*** Supplied data
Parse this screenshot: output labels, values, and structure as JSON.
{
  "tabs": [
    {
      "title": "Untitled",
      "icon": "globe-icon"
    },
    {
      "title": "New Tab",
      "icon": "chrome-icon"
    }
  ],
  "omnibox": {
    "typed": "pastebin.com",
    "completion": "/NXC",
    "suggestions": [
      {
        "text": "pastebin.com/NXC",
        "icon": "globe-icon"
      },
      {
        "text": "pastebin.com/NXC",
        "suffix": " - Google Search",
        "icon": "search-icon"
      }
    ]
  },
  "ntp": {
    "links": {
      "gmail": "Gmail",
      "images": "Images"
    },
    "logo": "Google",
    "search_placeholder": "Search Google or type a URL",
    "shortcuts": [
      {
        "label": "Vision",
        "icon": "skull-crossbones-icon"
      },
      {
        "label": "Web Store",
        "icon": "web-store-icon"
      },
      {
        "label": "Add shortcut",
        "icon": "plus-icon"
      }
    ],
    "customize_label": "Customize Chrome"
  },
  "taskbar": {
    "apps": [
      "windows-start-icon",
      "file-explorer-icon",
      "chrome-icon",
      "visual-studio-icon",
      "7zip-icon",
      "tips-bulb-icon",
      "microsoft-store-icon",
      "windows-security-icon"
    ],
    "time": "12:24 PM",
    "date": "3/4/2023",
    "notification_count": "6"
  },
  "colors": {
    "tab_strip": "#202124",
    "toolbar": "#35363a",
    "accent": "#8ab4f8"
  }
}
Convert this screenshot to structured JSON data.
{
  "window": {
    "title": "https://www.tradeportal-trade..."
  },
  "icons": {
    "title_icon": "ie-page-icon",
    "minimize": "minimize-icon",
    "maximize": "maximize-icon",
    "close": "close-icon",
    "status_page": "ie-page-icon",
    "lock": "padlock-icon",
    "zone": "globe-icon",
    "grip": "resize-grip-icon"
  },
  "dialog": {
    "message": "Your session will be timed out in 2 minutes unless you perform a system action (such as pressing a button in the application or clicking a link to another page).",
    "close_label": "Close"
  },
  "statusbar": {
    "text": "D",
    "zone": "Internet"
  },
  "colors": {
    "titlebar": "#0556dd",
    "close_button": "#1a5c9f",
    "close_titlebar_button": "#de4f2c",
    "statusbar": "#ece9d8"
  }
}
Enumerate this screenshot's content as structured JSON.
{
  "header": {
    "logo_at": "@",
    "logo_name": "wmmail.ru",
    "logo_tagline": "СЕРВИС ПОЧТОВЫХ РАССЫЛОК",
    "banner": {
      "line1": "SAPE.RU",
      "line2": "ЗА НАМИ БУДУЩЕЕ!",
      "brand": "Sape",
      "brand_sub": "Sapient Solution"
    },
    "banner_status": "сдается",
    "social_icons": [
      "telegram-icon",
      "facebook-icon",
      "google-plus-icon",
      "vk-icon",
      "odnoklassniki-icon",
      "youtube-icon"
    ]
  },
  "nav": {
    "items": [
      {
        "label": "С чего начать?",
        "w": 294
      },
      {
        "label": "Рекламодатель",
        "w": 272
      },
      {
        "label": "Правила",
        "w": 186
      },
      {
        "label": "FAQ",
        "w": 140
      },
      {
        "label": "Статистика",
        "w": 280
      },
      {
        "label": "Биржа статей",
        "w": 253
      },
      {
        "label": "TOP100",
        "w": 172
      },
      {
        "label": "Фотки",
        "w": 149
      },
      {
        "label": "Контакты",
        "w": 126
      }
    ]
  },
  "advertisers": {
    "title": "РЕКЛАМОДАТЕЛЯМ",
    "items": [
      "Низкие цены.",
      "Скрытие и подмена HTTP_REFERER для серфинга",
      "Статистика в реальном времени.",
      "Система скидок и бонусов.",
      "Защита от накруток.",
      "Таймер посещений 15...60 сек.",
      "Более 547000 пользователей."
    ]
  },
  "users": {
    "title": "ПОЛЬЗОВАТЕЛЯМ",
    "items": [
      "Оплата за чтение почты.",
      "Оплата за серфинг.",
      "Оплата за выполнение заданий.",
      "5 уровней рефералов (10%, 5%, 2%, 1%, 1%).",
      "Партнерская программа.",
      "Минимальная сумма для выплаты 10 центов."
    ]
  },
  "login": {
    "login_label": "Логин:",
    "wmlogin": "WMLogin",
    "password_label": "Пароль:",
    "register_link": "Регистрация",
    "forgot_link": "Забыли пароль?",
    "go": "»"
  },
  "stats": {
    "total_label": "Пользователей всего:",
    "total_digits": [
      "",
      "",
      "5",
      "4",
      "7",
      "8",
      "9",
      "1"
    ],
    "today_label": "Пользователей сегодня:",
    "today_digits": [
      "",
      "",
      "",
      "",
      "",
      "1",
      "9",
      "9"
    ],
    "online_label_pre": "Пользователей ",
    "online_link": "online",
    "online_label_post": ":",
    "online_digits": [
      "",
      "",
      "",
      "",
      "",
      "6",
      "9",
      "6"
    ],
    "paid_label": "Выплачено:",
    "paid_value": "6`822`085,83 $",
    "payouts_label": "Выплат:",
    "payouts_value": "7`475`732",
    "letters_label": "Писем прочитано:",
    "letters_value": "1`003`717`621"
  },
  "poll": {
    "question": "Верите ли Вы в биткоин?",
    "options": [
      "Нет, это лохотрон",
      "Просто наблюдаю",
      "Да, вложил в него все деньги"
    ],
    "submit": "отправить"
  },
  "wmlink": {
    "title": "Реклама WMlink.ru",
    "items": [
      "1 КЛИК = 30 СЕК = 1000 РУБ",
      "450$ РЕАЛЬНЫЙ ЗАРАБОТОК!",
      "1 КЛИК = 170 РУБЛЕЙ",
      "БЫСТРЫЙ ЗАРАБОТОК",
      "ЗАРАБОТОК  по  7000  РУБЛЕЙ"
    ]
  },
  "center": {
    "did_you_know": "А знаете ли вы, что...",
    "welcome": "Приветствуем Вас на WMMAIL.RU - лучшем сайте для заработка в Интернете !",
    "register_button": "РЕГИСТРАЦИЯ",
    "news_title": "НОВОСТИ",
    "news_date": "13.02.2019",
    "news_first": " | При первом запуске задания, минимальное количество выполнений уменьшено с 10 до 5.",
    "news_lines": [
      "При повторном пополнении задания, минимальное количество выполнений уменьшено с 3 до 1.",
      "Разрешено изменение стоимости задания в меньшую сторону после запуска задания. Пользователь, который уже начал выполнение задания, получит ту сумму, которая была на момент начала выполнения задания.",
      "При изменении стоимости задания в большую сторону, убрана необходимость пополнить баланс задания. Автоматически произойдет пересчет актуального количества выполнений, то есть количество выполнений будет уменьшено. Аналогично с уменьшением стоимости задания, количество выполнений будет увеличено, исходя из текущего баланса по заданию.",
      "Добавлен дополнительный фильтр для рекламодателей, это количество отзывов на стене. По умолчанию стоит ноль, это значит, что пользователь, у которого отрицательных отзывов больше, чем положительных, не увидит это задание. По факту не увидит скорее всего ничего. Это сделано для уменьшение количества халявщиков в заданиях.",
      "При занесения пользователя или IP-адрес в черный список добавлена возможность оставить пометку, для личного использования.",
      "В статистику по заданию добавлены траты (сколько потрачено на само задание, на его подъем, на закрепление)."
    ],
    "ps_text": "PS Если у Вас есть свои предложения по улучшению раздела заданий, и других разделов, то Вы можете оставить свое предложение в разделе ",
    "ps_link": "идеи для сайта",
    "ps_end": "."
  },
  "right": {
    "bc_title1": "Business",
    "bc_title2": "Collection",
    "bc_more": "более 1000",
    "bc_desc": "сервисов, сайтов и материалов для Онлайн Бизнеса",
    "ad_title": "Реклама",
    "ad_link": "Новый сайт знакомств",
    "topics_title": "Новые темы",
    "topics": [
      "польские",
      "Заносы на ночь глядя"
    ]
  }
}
******
# Task instructions
Using the listing above, retype each line exactly.

# Response to the task
Parse this screenshot: output labels, values, and structure as JSON.
{
  "tabs": [
    {
      "title": "Untitled",
      "icon": "globe-icon"
    },
    {
      "title": "New Tab",
      "icon": "chrome-icon"
    }
  ],
  "omnibox": {
    "typed": "pastebin.com",
    "completion": "/NXC",
    "suggestions": [
      {
        "text": "pastebin.com/NXC",
        "icon": "globe-icon"
      },
      {
        "text": "pastebin.com/NXC",
        "suffix": " - Google Search",
        "icon": "search-icon"
      }
    ]
  },
  "ntp": {
    "links": {
      "gmail": "Gmail",
      "images": "Images"
    },
    "logo": "Google",
    "search_placeholder": "Search Google or type a URL",
    "shortcuts": [
      {
        "label": "Vision",
        "icon": "skull-crossbones-icon"
      },
      {
        "label": "Web Store",
        "icon": "web-store-icon"
      },
      {
        "label": "Add shortcut",
        "icon": "plus-icon"
      }
    ],
    "customize_label": "Customize Chrome"
  },
  "taskbar": {
    "apps": [
      "windows-start-icon",
      "file-explorer-icon",
      "chrome-icon",
      "visual-studio-icon",
      "7zip-icon",
      "tips-bulb-icon",
      "microsoft-store-icon",
      "windows-security-icon"
    ],
    "time": "12:24 PM",
    "date": "3/4/2023",
    "notification_count": "6"
  },
  "colors": {
    "tab_strip": "#202124",
    "toolbar": "#35363a",
    "accent": "#8ab4f8"
  }
}
Convert this screenshot to structured JSON data.
{
  "window": {
    "title": "https://www.tradeportal-trade..."
  },
  "icons": {
    "title_icon": "ie-page-icon",
    "minimize": "minimize-icon",
    "maximize": "maximize-icon",
    "close": "close-icon",
    "status_page": "ie-page-icon",
    "lock": "padlock-icon",
    "zone": "globe-icon",
    "grip": "resize-grip-icon"
  },
  "dialog": {
    "message": "Your session will be timed out in 2 minutes unless you perform a system action (such as pressing a button in the application or clicking a link to another page).",
    "close_label": "Close"
  },
  "statusbar": {
    "text": "D",
    "zone": "Internet"
  },
  "colors": {
    "titlebar": "#0556dd",
    "close_button": "#1a5c9f",
    "close_titlebar_button": "#de4f2c",
    "statusbar": "#ece9d8"
  }
}
Enumerate this screenshot's content as structured JSON.
{
  "header": {
    "logo_at": "@",
    "logo_name": "wmmail.ru",
    "logo_tagline": "СЕРВИС ПОЧТОВЫХ РАССЫЛОК",
    "banner": {
      "line1": "SAPE.RU",
      "line2": "ЗА НАМИ БУДУЩЕЕ!",
      "brand": "Sape",
      "brand_sub": "Sapient Solution"
    },
    "banner_status": "сдается",
    "social_icons": [
      "telegram-icon",
      "facebook-icon",
      "google-plus-icon",
      "vk-icon",
      "odnoklassniki-icon",
      "youtube-icon"
    ]
  },
  "nav": {
    "items": [
      {
        "label": "С чего начать?",
        "w": 294
      },
      {
        "label": "Рекламодатель",
        "w": 272
      },
      {
        "label": "Правила",
        "w": 186
      },
      {
        "label": "FAQ",
        "w": 140
      },
      {
        "label": "Статистика",
        "w": 280
      },
      {
        "label": "Биржа статей",
        "w": 253
      },
      {
        "label": "TOP100",
        "w": 172
      },
      {
        "label": "Фотки",
        "w": 149
      },
      {
        "label": "Контакты",
        "w": 126
      }
    ]
  },
  "advertisers": {
    "title": "РЕКЛАМОДАТЕЛЯМ",
    "items": [
      "Низкие цены.",
      "Скрытие и подмена HTTP_REFERER для серфинга",
      "Статистика в реальном времени.",
      "Система скидок и бонусов.",
      "Защита от накруток.",
      "Таймер посещений 15...60 сек.",
      "Более 547000 пользователей."
    ]
  },
  "users": {
    "title": "ПОЛЬЗОВАТЕЛЯМ",
    "items": [
      "Оплата за чтение почты.",
      "Оплата за серфинг.",
      "Оплата за выполнение заданий.",
      "5 уровней рефералов (10%, 5%, 2%, 1%, 1%).",
      "Партнерская программа.",
      "Минимальная сумма для выплаты 10 центов."
    ]
  },
  "login": {
    "login_label": "Логин:",
    "wmlogin": "WMLogin",
    "password_label": "Пароль:",
    "register_link": "Регистрация",
    "forgot_link": "Забыли пароль?",
    "go": "»"
  },
  "stats": {
    "total_label": "Пользователей всего:",
    "total_digits": [
      "",
      "",
      "5",
      "4",
      "7",
      "8",
      "9",
      "1"
    ],
    "today_label": "Пользователей сегодня:",
    "today_digits": [
      "",
      "",
      "",
      "",
      "",
      "1",
      "9",
      "9"
    ],
    "online_label_pre": "Пользователей ",
    "online_link": "online",
    "online_label_post": ":",
    "online_digits": [
      "",
      "",
      "",
      "",
      "",
      "6",
      "9",
      "6"
    ],
    "paid_label": "Выплачено:",
    "paid_value": "6`822`085,83 $",
    "payouts_label": "Выплат:",
    "payouts_value": "7`475`732",
    "letters_label": "Писем прочитано:",
    "letters_value": "1`003`717`621"
  },
  "poll": {
    "question": "Верите ли Вы в биткоин?",
    "options": [
      "Нет, это лохотрон",
      "Просто наблюдаю",
      "Да, вложил в него все деньги"
    ],
    "submit": "отправить"
  },
  "wmlink": {
    "title": "Реклама WMlink.ru",
    "items": [
      "1 КЛИК = 30 СЕК = 1000 РУБ",
      "450$ РЕАЛЬНЫЙ ЗАРАБОТОК!",
      "1 КЛИК = 170 РУБЛЕЙ",
      "БЫСТРЫЙ ЗАРАБОТОК",
      "ЗАРАБОТОК  по  7000  РУБЛЕЙ"
    ]
  },
  "center": {
    "did_you_know": "А знаете ли вы, что...",
    "welcome": "Приветствуем Вас на WMMAIL.RU - лучшем сайте для заработка в Интернете !",
    "register_button": "РЕГИСТРАЦИЯ",
    "news_title": "НОВОСТИ",
    "news_date": "13.02.2019",
    "news_first": " | При первом запуске задания, минимальное количество выполнений уменьшено с 10 до 5.",
    "news_lines": [
      "При повторном пополнении задания, минимальное количество выполнений уменьшено с 3 до 1.",
      "Разрешено изменение стоимости задания в меньшую сторону после запуска задания. Пользователь, который уже начал выполнение задания, получит ту сумму, которая была на момент начала выполнения задания.",
      "При изменении стоимости задания в большую сторону, убрана необходимость пополнить баланс задания. Автоматически произойдет пересчет актуального количества выполнений, то есть количество выполнений будет уменьшено. Аналогично с уменьшением стоимости задания, количество выполнений будет увеличено, исходя из текущего баланса по заданию.",
      "Добавлен дополнительный фильтр для рекламодателей, это количество отзывов на стене. По умолчанию стоит ноль, это значит, что пользователь, у которого отрицательных отзывов больше, чем положительных, не увидит это задание. По факту не увидит скорее всего ничего. Это сделано для уменьшение количества халявщиков в заданиях.",
      "При занесения пользователя или IP-адрес в черный список добавлена возможность оставить пометку, для личного использования.",
      "В статистику по заданию добавлены траты (сколько потрачено на само задание, на его подъем, на закрепление)."
    ],
    "ps_text": "PS Если у Вас есть свои предложения по улучшению раздела заданий, и других разделов, то Вы можете оставить свое предложение в разделе ",
    "ps_link": "идеи для сайта",
    "ps_end": "."
  },
  "right": {
    "bc_title1": "Business",
    "bc_title2": "Collection",
    "bc_more": "более 1000",
    "bc_desc": "сервисов, сайтов и материалов для Онлайн Бизнеса",
    "ad_title": "Реклама",
    "ad_link": "Новый сайт знакомств",
    "topics_title": "Новые темы",
    "topics": [
      "польские",
      "Заносы на ночь глядя"
    ]
  }
}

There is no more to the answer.